[A run of records]

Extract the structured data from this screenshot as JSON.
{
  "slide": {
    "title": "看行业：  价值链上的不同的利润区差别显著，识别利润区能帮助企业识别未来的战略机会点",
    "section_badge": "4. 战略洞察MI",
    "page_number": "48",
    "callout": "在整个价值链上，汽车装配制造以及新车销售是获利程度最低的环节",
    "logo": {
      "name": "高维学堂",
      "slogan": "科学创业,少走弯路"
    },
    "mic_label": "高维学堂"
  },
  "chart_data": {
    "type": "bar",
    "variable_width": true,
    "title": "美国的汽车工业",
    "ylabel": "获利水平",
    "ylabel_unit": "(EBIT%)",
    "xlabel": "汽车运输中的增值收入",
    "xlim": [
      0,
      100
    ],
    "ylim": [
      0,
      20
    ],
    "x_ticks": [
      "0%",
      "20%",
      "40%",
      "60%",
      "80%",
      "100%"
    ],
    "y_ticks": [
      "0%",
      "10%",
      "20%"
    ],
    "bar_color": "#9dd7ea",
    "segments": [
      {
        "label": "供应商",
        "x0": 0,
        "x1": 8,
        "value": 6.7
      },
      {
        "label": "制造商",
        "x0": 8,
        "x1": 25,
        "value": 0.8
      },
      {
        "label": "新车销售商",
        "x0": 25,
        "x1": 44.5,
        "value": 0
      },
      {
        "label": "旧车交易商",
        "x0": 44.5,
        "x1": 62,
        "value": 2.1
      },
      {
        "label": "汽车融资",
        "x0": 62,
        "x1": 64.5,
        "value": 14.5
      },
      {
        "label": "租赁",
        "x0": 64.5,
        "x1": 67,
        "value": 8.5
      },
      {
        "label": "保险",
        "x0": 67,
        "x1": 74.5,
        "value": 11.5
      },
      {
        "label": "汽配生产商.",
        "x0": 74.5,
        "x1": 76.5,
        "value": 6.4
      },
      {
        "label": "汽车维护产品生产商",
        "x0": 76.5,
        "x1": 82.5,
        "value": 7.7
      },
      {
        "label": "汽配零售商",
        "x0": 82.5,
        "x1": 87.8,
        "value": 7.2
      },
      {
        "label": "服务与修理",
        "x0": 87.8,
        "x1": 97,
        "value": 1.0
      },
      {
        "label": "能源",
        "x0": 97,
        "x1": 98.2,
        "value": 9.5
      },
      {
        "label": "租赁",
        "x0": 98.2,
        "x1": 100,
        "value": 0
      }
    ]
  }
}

▶ [Problem details]: Check each line above for the string "title" and show the ones that have it.

▶ [Result of the exercise]:
    "title": "看行业：  价值链上的不同的利润区差别显著，识别利润区能帮助企业识别未来的战略机会点",
    "title": "美国的汽车工业",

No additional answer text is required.